Items listed in a dataset
>>>>

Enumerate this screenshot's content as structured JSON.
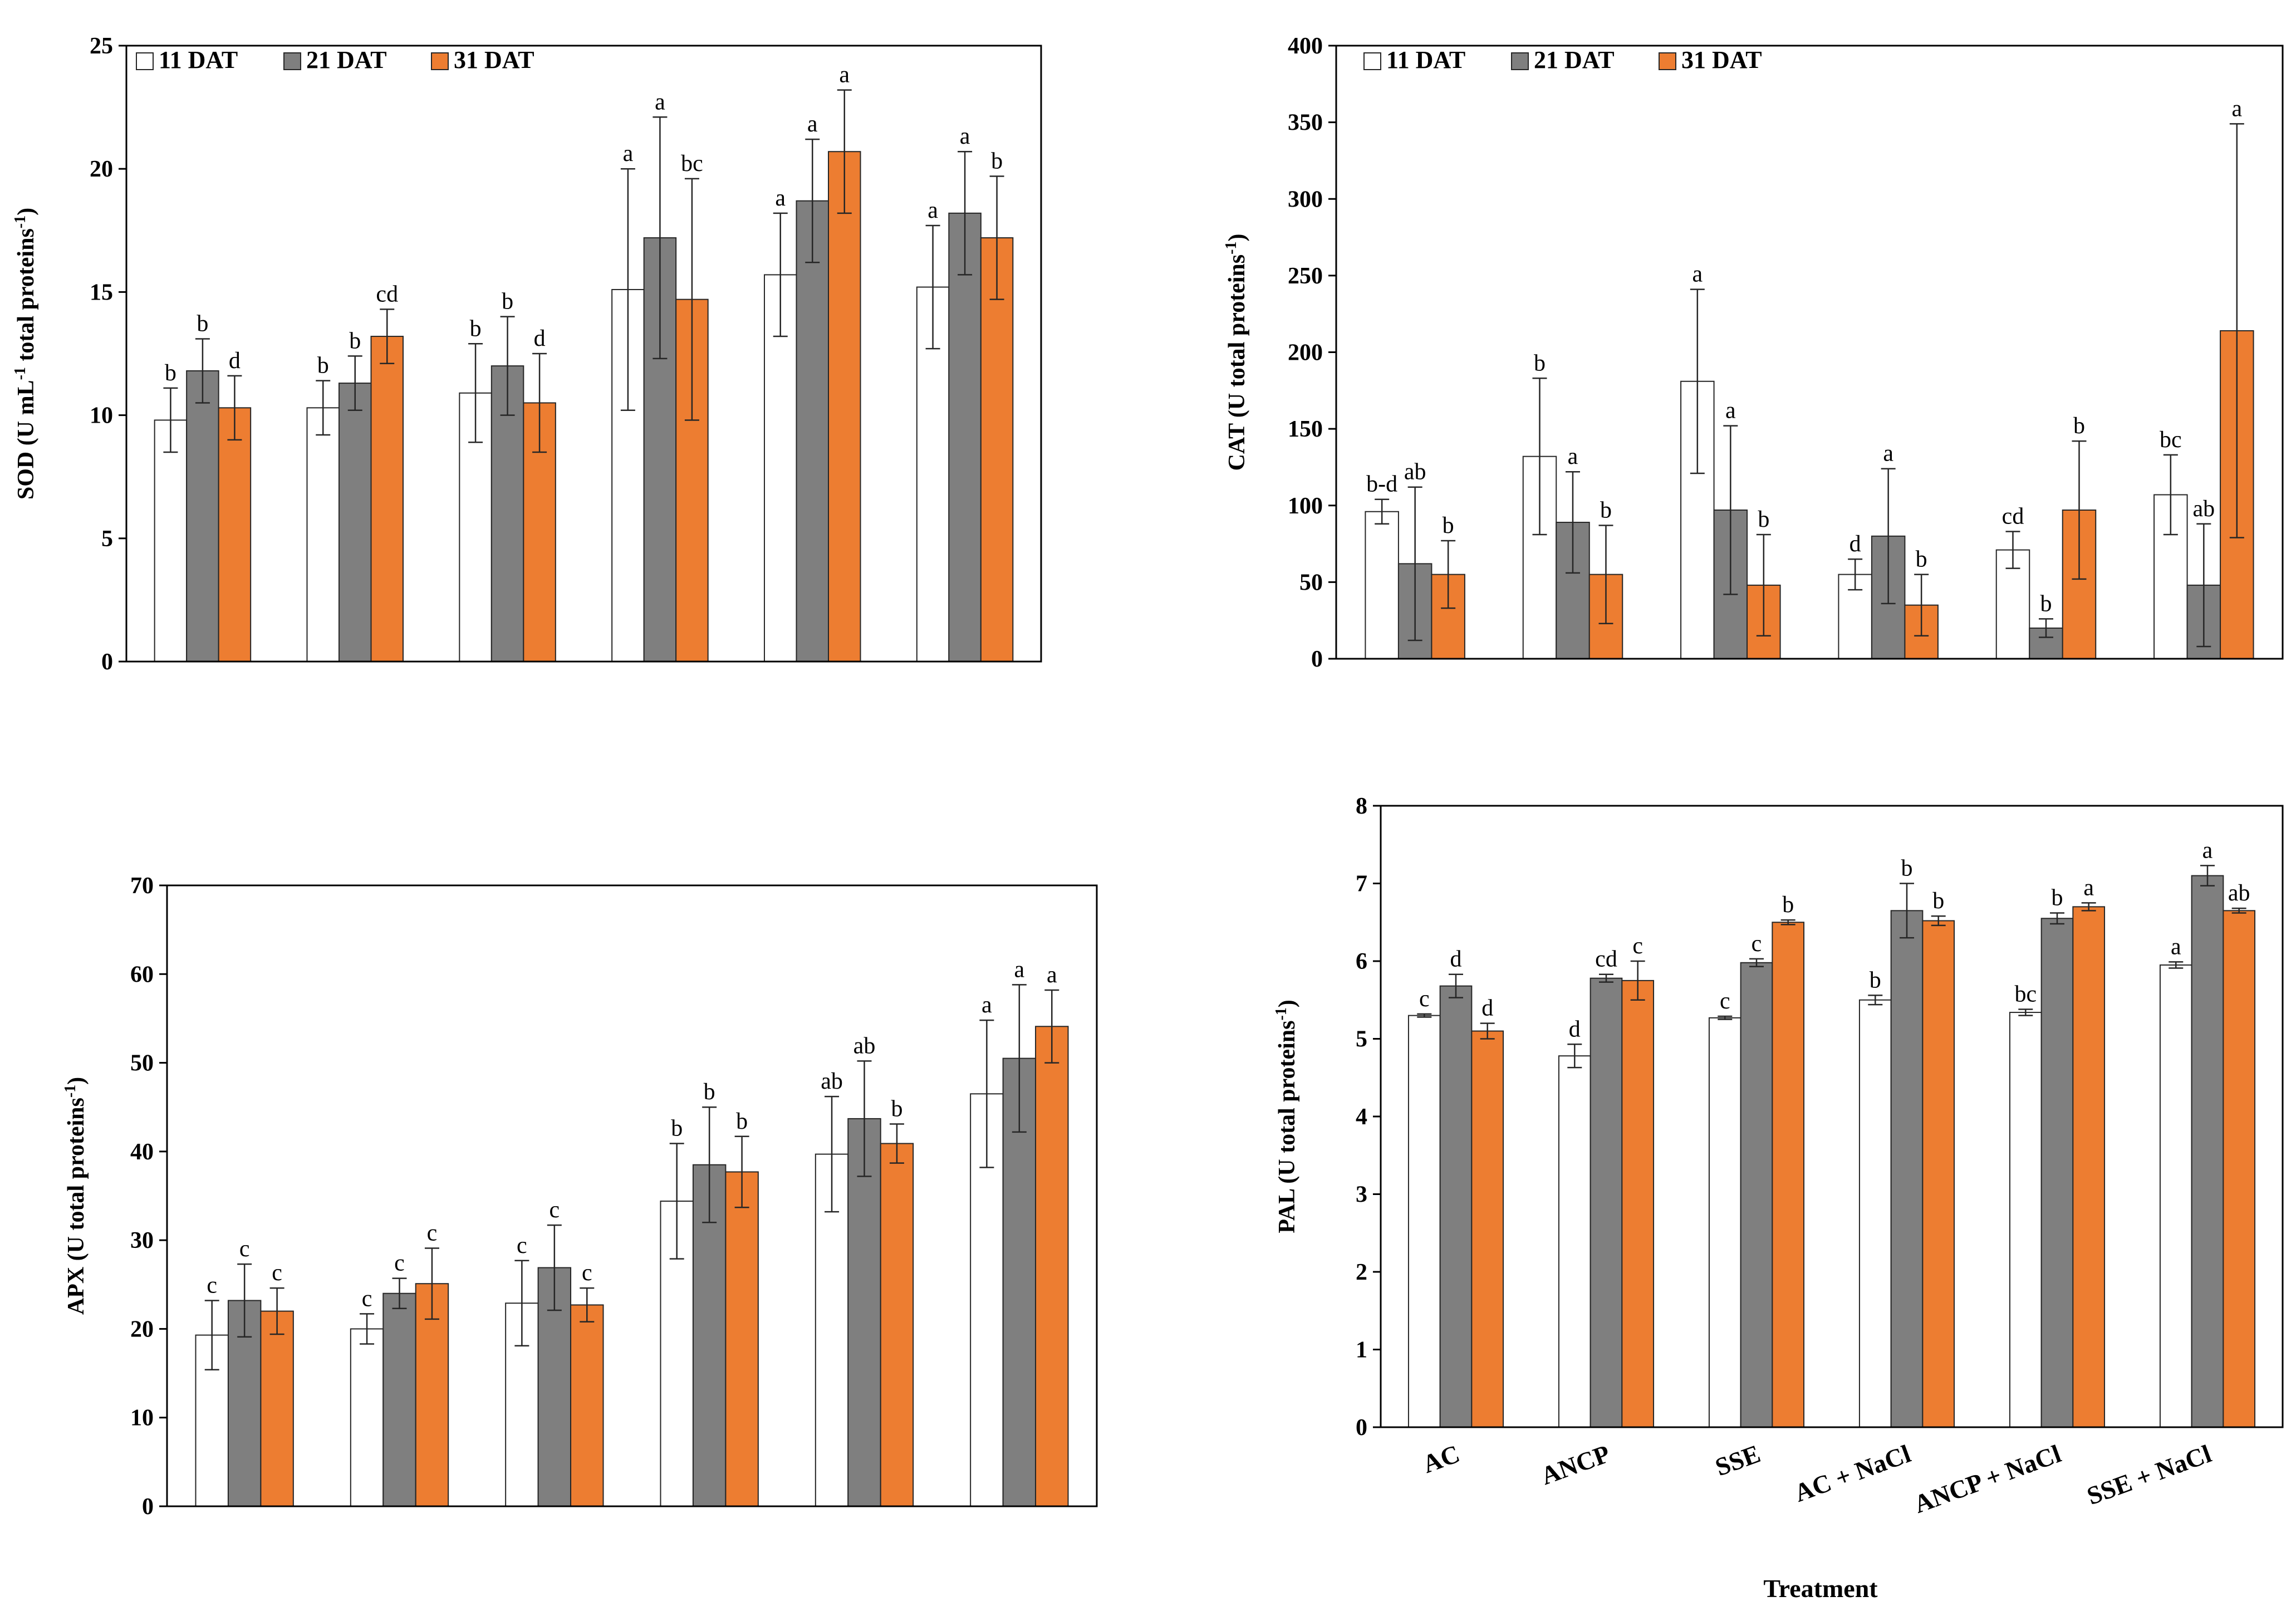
{
  "colors": {
    "s11": "#ffffff",
    "s21": "#7f7f7f",
    "s31": "#ed7d31",
    "axis": "#000000",
    "edge": "#262626"
  },
  "x_title": "Treatment",
  "categories": [
    "AC",
    "ANCP",
    "SSE",
    "AC + NaCl",
    "ANCP + NaCl",
    "SSE + NaCl"
  ],
  "chart_data": [
    {
      "id": "sod",
      "type": "bar",
      "ylabel": "SOD (U mL-1 total proteins-1)",
      "ylabel_parts": [
        "SOD (U mL",
        "-1",
        " total proteins",
        "-1",
        ")"
      ],
      "ylim": [
        0,
        25
      ],
      "yticks": [
        0,
        5,
        10,
        15,
        20,
        25
      ],
      "legend": [
        "11 DAT",
        "21 DAT",
        "31 DAT"
      ],
      "legend_position": "top-left",
      "series": [
        {
          "name": "11 DAT",
          "values": [
            9.8,
            10.3,
            10.9,
            15.1,
            15.7,
            15.2
          ],
          "errors": [
            1.3,
            1.1,
            2.0,
            4.9,
            2.5,
            2.5
          ],
          "letters": [
            "b",
            "b",
            "b",
            "a",
            "a",
            "a"
          ]
        },
        {
          "name": "21 DAT",
          "values": [
            11.8,
            11.3,
            12.0,
            17.2,
            18.7,
            18.2
          ],
          "errors": [
            1.3,
            1.1,
            2.0,
            4.9,
            2.5,
            2.5
          ],
          "letters": [
            "b",
            "b",
            "b",
            "a",
            "a",
            "a"
          ]
        },
        {
          "name": "31 DAT",
          "values": [
            10.3,
            13.2,
            10.5,
            14.7,
            20.7,
            17.2
          ],
          "errors": [
            1.3,
            1.1,
            2.0,
            4.9,
            2.5,
            2.5
          ],
          "letters": [
            "d",
            "cd",
            "d",
            "bc",
            "a",
            "b"
          ]
        }
      ]
    },
    {
      "id": "cat",
      "type": "bar",
      "ylabel": "CAT (U total proteins-1)",
      "ylabel_parts": [
        "CAT (U total proteins",
        "-1",
        ")"
      ],
      "ylim": [
        0,
        400
      ],
      "yticks": [
        0,
        50,
        100,
        150,
        200,
        250,
        300,
        350,
        400
      ],
      "legend": [
        "11 DAT",
        "21 DAT",
        "31 DAT"
      ],
      "legend_position": "top-left",
      "series": [
        {
          "name": "11 DAT",
          "values": [
            96,
            132,
            181,
            55,
            71,
            107
          ],
          "errors": [
            8,
            51,
            60,
            10,
            12,
            26
          ],
          "letters": [
            "b-d",
            "b",
            "a",
            "d",
            "cd",
            "bc"
          ]
        },
        {
          "name": "21 DAT",
          "values": [
            62,
            89,
            97,
            80,
            20,
            48
          ],
          "errors": [
            50,
            33,
            55,
            44,
            6,
            40
          ],
          "letters": [
            "ab",
            "a",
            "a",
            "a",
            "b",
            "ab"
          ]
        },
        {
          "name": "31 DAT",
          "values": [
            55,
            55,
            48,
            35,
            97,
            214
          ],
          "errors": [
            22,
            32,
            33,
            20,
            45,
            135
          ],
          "letters": [
            "b",
            "b",
            "b",
            "b",
            "b",
            "a"
          ]
        }
      ]
    },
    {
      "id": "apx",
      "type": "bar",
      "ylabel": "APX (U total proteins-1)",
      "ylabel_parts": [
        "APX (U total proteins",
        "-1",
        ")"
      ],
      "ylim": [
        0,
        70
      ],
      "yticks": [
        0,
        10,
        20,
        30,
        40,
        50,
        60,
        70
      ],
      "legend": [],
      "series": [
        {
          "name": "11 DAT",
          "values": [
            19.3,
            20.0,
            22.9,
            34.4,
            39.7,
            46.5
          ],
          "errors": [
            3.9,
            1.7,
            4.8,
            6.5,
            6.5,
            8.3
          ],
          "letters": [
            "c",
            "c",
            "c",
            "b",
            "ab",
            "a"
          ]
        },
        {
          "name": "21 DAT",
          "values": [
            23.2,
            24.0,
            26.9,
            38.5,
            43.7,
            50.5
          ],
          "errors": [
            4.1,
            1.7,
            4.8,
            6.5,
            6.5,
            8.3
          ],
          "letters": [
            "c",
            "c",
            "c",
            "b",
            "ab",
            "a"
          ]
        },
        {
          "name": "31 DAT",
          "values": [
            22.0,
            25.1,
            22.7,
            37.7,
            40.9,
            54.1
          ],
          "errors": [
            2.6,
            4.0,
            1.9,
            4.0,
            2.2,
            4.1
          ],
          "letters": [
            "c",
            "c",
            "c",
            "b",
            "b",
            "a"
          ]
        }
      ]
    },
    {
      "id": "pal",
      "type": "bar",
      "ylabel": "PAL (U total proteins-1)",
      "ylabel_parts": [
        "PAL (U total proteins",
        "-1",
        ")"
      ],
      "ylim": [
        0,
        8
      ],
      "yticks": [
        0,
        1,
        2,
        3,
        4,
        5,
        6,
        7,
        8
      ],
      "legend": [],
      "xlabel": "Treatment",
      "series": [
        {
          "name": "11 DAT",
          "values": [
            5.3,
            4.78,
            5.27,
            5.5,
            5.34,
            5.95
          ],
          "errors": [
            0.02,
            0.15,
            0.02,
            0.06,
            0.04,
            0.04
          ],
          "letters": [
            "c",
            "d",
            "c",
            "b",
            "bc",
            "a"
          ]
        },
        {
          "name": "21 DAT",
          "values": [
            5.68,
            5.78,
            5.98,
            6.65,
            6.55,
            7.1
          ],
          "errors": [
            0.15,
            0.05,
            0.05,
            0.35,
            0.07,
            0.13
          ],
          "letters": [
            "d",
            "cd",
            "c",
            "b",
            "b",
            "a"
          ]
        },
        {
          "name": "31 DAT",
          "values": [
            5.1,
            5.75,
            6.5,
            6.52,
            6.7,
            6.65
          ],
          "errors": [
            0.1,
            0.25,
            0.03,
            0.06,
            0.05,
            0.03
          ],
          "letters": [
            "d",
            "c",
            "b",
            "b",
            "a",
            "ab"
          ]
        }
      ]
    }
  ]
}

<<<<

Could you reproduce every entry exactly, leaving out the pictures?

Enumerate this screenshot's content as structured JSON.
{
  "colors": {
    "s11": "#ffffff",
    "s21": "#7f7f7f",
    "s31": "#ed7d31",
    "axis": "#000000",
    "edge": "#262626"
  },
  "x_title": "Treatment",
  "categories": [
    "AC",
    "ANCP",
    "SSE",
    "AC + NaCl",
    "ANCP + NaCl",
    "SSE + NaCl"
  ],
  "chart_data": [
    {
      "id": "sod",
      "type": "bar",
      "ylabel": "SOD (U mL-1 total proteins-1)",
      "ylabel_parts": [
        "SOD (U mL",
        "-1",
        " total proteins",
        "-1",
        ")"
      ],
      "ylim": [
        0,
        25
      ],
      "yticks": [
        0,
        5,
        10,
        15,
        20,
        25
      ],
      "legend": [
        "11 DAT",
        "21 DAT",
        "31 DAT"
      ],
      "legend_position": "top-left",
      "series": [
        {
          "name": "11 DAT",
          "values": [
            9.8,
            10.3,
            10.9,
            15.1,
            15.7,
            15.2
          ],
          "errors": [
            1.3,
            1.1,
            2.0,
            4.9,
            2.5,
            2.5
          ],
          "letters": [
            "b",
            "b",
            "b",
            "a",
            "a",
            "a"
          ]
        },
        {
          "name": "21 DAT",
          "values": [
            11.8,
            11.3,
            12.0,
            17.2,
            18.7,
            18.2
          ],
          "errors": [
            1.3,
            1.1,
            2.0,
            4.9,
            2.5,
            2.5
          ],
          "letters": [
            "b",
            "b",
            "b",
            "a",
            "a",
            "a"
          ]
        },
        {
          "name": "31 DAT",
          "values": [
            10.3,
            13.2,
            10.5,
            14.7,
            20.7,
            17.2
          ],
          "errors": [
            1.3,
            1.1,
            2.0,
            4.9,
            2.5,
            2.5
          ],
          "letters": [
            "d",
            "cd",
            "d",
            "bc",
            "a",
            "b"
          ]
        }
      ]
    },
    {
      "id": "cat",
      "type": "bar",
      "ylabel": "CAT (U total proteins-1)",
      "ylabel_parts": [
        "CAT (U total proteins",
        "-1",
        ")"
      ],
      "ylim": [
        0,
        400
      ],
      "yticks": [
        0,
        50,
        100,
        150,
        200,
        250,
        300,
        350,
        400
      ],
      "legend": [
        "11 DAT",
        "21 DAT",
        "31 DAT"
      ],
      "legend_position": "top-left",
      "series": [
        {
          "name": "11 DAT",
          "values": [
            96,
            132,
            181,
            55,
            71,
            107
          ],
          "errors": [
            8,
            51,
            60,
            10,
            12,
            26
          ],
          "letters": [
            "b-d",
            "b",
            "a",
            "d",
            "cd",
            "bc"
          ]
        },
        {
          "name": "21 DAT",
          "values": [
            62,
            89,
            97,
            80,
            20,
            48
          ],
          "errors": [
            50,
            33,
            55,
            44,
            6,
            40
          ],
          "letters": [
            "ab",
            "a",
            "a",
            "a",
            "b",
            "ab"
          ]
        },
        {
          "name": "31 DAT",
          "values": [
            55,
            55,
            48,
            35,
            97,
            214
          ],
          "errors": [
            22,
            32,
            33,
            20,
            45,
            135
          ],
          "letters": [
            "b",
            "b",
            "b",
            "b",
            "b",
            "a"
          ]
        }
      ]
    },
    {
      "id": "apx",
      "type": "bar",
      "ylabel": "APX (U total proteins-1)",
      "ylabel_parts": [
        "APX (U total proteins",
        "-1",
        ")"
      ],
      "ylim": [
        0,
        70
      ],
      "yticks": [
        0,
        10,
        20,
        30,
        40,
        50,
        60,
        70
      ],
      "legend": [],
      "series": [
        {
          "name": "11 DAT",
          "values": [
            19.3,
            20.0,
            22.9,
            34.4,
            39.7,
            46.5
          ],
          "errors": [
            3.9,
            1.7,
            4.8,
            6.5,
            6.5,
            8.3
          ],
          "letters": [
            "c",
            "c",
            "c",
            "b",
            "ab",
            "a"
          ]
        },
        {
          "name": "21 DAT",
          "values": [
            23.2,
            24.0,
            26.9,
            38.5,
            43.7,
            50.5
          ],
          "errors": [
            4.1,
            1.7,
            4.8,
            6.5,
            6.5,
            8.3
          ],
          "letters": [
            "c",
            "c",
            "c",
            "b",
            "ab",
            "a"
          ]
        },
        {
          "name": "31 DAT",
          "values": [
            22.0,
            25.1,
            22.7,
            37.7,
            40.9,
            54.1
          ],
          "errors": [
            2.6,
            4.0,
            1.9,
            4.0,
            2.2,
            4.1
          ],
          "letters": [
            "c",
            "c",
            "c",
            "b",
            "b",
            "a"
          ]
        }
      ]
    },
    {
      "id": "pal",
      "type": "bar",
      "ylabel": "PAL (U total proteins-1)",
      "ylabel_parts": [
        "PAL (U total proteins",
        "-1",
        ")"
      ],
      "ylim": [
        0,
        8
      ],
      "yticks": [
        0,
        1,
        2,
        3,
        4,
        5,
        6,
        7,
        8
      ],
      "legend": [],
      "xlabel": "Treatment",
      "series": [
        {
          "name": "11 DAT",
          "values": [
            5.3,
            4.78,
            5.27,
            5.5,
            5.34,
            5.95
          ],
          "errors": [
            0.02,
            0.15,
            0.02,
            0.06,
            0.04,
            0.04
          ],
          "letters": [
            "c",
            "d",
            "c",
            "b",
            "bc",
            "a"
          ]
        },
        {
          "name": "21 DAT",
          "values": [
            5.68,
            5.78,
            5.98,
            6.65,
            6.55,
            7.1
          ],
          "errors": [
            0.15,
            0.05,
            0.05,
            0.35,
            0.07,
            0.13
          ],
          "letters": [
            "d",
            "cd",
            "c",
            "b",
            "b",
            "a"
          ]
        },
        {
          "name": "31 DAT",
          "values": [
            5.1,
            5.75,
            6.5,
            6.52,
            6.7,
            6.65
          ],
          "errors": [
            0.1,
            0.25,
            0.03,
            0.06,
            0.05,
            0.03
          ],
          "letters": [
            "d",
            "c",
            "b",
            "b",
            "a",
            "ab"
          ]
        }
      ]
    }
  ]
}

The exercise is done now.